Aim of the exercise: Copy out all lines carrying the word "frac".

[Collected data]
· · ·
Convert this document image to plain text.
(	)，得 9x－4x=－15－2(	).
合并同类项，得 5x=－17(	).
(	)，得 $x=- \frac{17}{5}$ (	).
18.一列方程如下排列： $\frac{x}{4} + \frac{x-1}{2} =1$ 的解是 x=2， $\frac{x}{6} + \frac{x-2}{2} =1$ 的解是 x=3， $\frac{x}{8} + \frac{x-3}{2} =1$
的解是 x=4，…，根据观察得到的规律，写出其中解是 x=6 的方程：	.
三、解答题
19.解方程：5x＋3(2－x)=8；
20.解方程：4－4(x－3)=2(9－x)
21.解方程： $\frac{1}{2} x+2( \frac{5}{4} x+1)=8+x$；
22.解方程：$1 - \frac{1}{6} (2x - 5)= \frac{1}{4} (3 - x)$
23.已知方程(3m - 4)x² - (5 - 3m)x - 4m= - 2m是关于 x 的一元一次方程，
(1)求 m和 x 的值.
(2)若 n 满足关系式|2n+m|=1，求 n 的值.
· · ·
Answer in full:
(	)，得 $x=- \frac{17}{5}$ (	).
18.一列方程如下排列： $\frac{x}{4} + \frac{x-1}{2} =1$ 的解是 x=2， $\frac{x}{6} + \frac{x-2}{2} =1$ 的解是 x=3， $\frac{x}{8} + \frac{x-3}{2} =1$
21.解方程： $\frac{1}{2} x+2( \frac{5}{4} x+1)=8+x$；
22.解方程：$1 - \frac{1}{6} (2x - 5)= \frac{1}{4} (3 - x)$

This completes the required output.